Görev 1:
Alıntılanan metne göre Türkoğlu, darbe girişimi haberini aldıktan sonra sırasıyla hangi yerlere gitti? Hepsini sıralayın.
Görev 2:
Alıntılanan metinde "Darbeciler etkisiz hale" sözleriyle başlayıp "karşılaştıklarını dile getirdi." sözleriyle biten bölümü, "tankların" ifadesini "zırhlı araçların" ile değiştirerek yeniden yazın.

Alıntılanan Metin:
..........

FETÖ'nün darbe girişiminde sakalı nedeniyle DEAŞ'çı gibi lanse edilen oyuncu Türkoğlu, "Yaralı askere yardım ederken, asker kafası kesen DEAŞ’çı olarak gösterilmiştik. Bu beni çok çok üzmüştü." dedi.
TRT'de yayımlanan Payitaht-Abdülhamid dizisinde rol alan Türkoğlu, FETÖ'nün darbe girişimine karşı koyanların safında aktif rol aldı. Darbe girişimi haberini alır almaz, önce Üsküdar'daki Çevik Kuvvet'in önünde, sonra Çengelköy, ardından da 15 Temmuz Şehitler Köprüsü'ne giderek darbecilere direnen Ali Nuri Türkoğlu, burada yaşananlara bire bir tanık oldu.
Yanındaki sakallı iki kişiyle yaralı askeri kurtarıp hastaneye yetiştirmek için çaba gösterirken fotoğraflanıp "DEAŞ'çılar asker kafası kesti" denilerek, önce sosyal medyada ardından da bazı gazete ve TV'lerde terörist olarak gösterilen sanatçı Türkoğlu, yaşanan hadisenin üzerinden bir yıllık süre geçmesine rağmen bu algıdan kurtulamadı.
Darbeciler etkisiz hale getirildiğinde kendilerinin tankların üzerine çıkıp fotoğraf çektirdiğini aktaran Türkoğlu, asıl sürprizle olaylar bittikten sonra karşılaştıklarını dile getirdi.
Türkoğlu, sözlerini şöyle sürdürdü:
- "Sabaha karşı, nasipsizler kurşunları bitip teslim olduklarında, o talihsiz fotoğraf ortaya çıktı. O fotoğrafta ben ve yanımdaki kişiler DEAŞ'çı ilan edildik. Tanımadığım sakallı kardeşler, zaten o nasipsiz yaralı asker görünümlü eşkıyayı kurtarmaya çalışıyorduk. O da kurşun bitene kadar ateş etmişti. Yerde yatan birini gördüm ve bağıran biri vardı. 'Sakın dokunmayın bunun dinde yeri yoktur vurmayın' diye bağırıyordu. Dayısını, amcasını, yeğenini kaybedenler vardı. Bunlar öfke ile hareket ederek, askerleri dövmüşler. Birileri de engel oluyordu. Yanımda bulunan top sakallı arkadaşım Nihat'ı kadrajın dışında tutarak, ben de sakallı olduğum için üç sakallıyı 'DEAŞ’çılar askerleri linç ve infaz ediyorlar' algısını oluşturmak için bizlerin bir karelik fotoğrafını servis etmişler."

..........

Sağlanan Kayıtlar:

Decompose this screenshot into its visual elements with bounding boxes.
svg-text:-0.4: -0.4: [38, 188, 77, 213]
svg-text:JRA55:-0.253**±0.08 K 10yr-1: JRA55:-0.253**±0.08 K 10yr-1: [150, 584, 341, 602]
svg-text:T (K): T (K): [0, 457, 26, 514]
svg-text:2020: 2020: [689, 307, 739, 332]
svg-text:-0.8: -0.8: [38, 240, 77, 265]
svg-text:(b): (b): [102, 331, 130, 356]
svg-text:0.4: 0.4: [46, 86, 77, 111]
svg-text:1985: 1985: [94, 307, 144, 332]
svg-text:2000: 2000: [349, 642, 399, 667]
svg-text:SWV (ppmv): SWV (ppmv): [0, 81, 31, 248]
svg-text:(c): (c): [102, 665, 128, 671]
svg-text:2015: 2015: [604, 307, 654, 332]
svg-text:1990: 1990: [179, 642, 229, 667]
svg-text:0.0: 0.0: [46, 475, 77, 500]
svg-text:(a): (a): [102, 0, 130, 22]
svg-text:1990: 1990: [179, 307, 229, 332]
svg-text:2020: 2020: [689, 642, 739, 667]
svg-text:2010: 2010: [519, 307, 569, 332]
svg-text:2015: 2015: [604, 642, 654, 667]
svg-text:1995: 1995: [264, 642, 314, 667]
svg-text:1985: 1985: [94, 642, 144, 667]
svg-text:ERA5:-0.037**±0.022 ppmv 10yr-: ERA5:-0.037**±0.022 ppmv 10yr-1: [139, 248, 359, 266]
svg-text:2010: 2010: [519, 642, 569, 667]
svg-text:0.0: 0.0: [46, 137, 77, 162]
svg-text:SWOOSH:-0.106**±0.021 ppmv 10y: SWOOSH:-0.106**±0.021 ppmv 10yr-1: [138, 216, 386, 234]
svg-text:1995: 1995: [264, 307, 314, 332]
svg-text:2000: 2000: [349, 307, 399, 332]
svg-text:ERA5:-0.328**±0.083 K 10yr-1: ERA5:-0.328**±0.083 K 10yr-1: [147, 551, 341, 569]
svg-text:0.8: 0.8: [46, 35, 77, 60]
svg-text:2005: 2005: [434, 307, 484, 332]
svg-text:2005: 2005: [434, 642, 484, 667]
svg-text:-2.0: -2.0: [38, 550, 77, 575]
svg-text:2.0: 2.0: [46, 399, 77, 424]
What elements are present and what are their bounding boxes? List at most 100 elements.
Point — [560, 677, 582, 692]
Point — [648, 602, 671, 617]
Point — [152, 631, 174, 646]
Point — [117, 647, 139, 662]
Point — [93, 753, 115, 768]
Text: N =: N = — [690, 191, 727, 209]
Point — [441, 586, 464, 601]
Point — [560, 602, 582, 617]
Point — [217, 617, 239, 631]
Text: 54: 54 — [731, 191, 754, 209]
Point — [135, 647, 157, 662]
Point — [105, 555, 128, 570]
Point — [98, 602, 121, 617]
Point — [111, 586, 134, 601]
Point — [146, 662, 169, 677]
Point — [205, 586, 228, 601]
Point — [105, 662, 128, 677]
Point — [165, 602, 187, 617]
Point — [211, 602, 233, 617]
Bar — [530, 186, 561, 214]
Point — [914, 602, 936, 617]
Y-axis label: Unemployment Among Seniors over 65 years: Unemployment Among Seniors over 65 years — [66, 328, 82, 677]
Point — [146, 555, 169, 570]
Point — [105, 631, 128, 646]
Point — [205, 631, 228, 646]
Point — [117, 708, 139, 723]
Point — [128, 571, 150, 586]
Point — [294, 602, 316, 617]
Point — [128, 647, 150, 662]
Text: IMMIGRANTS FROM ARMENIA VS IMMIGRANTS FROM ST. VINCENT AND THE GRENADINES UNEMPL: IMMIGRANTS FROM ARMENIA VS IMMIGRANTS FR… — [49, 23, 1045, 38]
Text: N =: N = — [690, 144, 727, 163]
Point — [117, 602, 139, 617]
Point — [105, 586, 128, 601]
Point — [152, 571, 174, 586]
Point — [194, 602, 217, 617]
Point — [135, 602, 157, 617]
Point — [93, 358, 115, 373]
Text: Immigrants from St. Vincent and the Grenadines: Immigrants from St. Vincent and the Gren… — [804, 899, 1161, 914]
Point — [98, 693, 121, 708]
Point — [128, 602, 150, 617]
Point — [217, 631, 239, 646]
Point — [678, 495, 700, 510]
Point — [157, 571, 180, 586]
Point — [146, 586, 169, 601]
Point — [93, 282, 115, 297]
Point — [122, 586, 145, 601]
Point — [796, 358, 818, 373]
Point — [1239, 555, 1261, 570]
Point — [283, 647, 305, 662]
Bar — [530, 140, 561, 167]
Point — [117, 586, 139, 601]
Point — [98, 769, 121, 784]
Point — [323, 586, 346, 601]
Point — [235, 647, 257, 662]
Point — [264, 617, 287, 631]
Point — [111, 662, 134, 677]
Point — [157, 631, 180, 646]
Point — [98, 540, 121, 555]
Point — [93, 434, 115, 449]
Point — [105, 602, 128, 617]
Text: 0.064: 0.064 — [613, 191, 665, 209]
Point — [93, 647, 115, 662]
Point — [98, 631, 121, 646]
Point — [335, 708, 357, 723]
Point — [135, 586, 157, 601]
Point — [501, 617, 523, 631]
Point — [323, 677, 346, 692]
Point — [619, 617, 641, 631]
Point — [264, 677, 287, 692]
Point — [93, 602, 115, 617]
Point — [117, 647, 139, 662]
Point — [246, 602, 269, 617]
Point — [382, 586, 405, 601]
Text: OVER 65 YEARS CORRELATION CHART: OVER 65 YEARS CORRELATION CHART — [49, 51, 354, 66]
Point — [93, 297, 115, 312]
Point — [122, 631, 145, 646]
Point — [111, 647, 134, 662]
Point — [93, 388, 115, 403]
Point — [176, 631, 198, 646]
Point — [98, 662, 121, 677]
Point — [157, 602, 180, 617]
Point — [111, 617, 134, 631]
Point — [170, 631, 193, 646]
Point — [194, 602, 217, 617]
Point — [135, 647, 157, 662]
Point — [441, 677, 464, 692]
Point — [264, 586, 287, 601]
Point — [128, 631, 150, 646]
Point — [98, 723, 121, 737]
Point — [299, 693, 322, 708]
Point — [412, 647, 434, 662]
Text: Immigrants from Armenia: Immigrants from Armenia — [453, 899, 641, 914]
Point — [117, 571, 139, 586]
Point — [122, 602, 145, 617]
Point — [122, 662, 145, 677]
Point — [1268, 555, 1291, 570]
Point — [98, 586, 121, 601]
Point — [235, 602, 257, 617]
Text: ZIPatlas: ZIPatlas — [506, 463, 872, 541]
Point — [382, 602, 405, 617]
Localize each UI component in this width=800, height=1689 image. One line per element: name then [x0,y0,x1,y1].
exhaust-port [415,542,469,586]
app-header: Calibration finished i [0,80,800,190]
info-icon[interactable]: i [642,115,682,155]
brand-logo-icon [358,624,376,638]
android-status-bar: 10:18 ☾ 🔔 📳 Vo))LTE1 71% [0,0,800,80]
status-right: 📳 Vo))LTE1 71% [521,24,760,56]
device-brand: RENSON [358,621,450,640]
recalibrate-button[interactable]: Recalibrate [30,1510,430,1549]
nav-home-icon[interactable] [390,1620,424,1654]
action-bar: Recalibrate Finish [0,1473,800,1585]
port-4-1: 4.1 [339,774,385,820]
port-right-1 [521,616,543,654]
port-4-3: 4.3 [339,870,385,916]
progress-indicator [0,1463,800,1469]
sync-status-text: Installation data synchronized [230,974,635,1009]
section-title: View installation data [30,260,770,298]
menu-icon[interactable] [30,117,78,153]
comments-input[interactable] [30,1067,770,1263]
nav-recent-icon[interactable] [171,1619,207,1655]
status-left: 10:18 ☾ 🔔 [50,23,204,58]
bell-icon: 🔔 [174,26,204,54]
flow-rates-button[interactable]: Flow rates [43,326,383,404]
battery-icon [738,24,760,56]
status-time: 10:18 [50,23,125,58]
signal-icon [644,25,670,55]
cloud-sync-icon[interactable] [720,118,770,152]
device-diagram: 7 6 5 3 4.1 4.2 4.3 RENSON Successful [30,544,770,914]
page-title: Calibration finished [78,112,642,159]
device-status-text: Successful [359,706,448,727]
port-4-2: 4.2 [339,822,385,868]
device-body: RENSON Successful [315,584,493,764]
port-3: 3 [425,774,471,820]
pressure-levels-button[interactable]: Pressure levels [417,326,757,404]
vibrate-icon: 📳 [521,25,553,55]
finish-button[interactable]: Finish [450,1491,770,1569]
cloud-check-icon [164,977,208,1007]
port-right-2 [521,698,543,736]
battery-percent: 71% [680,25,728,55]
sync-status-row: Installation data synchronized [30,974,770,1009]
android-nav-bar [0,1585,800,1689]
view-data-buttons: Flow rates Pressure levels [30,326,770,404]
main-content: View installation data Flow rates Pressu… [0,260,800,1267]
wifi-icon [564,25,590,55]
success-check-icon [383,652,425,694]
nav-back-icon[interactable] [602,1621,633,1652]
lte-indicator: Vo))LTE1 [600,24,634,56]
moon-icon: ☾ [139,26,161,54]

..........

Görev Yanıtı 1:
1. Üsküdar'daki Çevik Kuvvet'in önü
2. Çengelköy
3. 15 Temmuz Şehitler Köprüsü

Görev Yanıtı 2:
Darbeciler etkisiz hale getirildiğinde kendilerinin zırhlı araçların üzerine çıkıp fotoğraf çektirdiğini aktaran Türkoğlu, asıl sürprizle olaylar bittikten sonra karşılaştıklarını dile getirdi.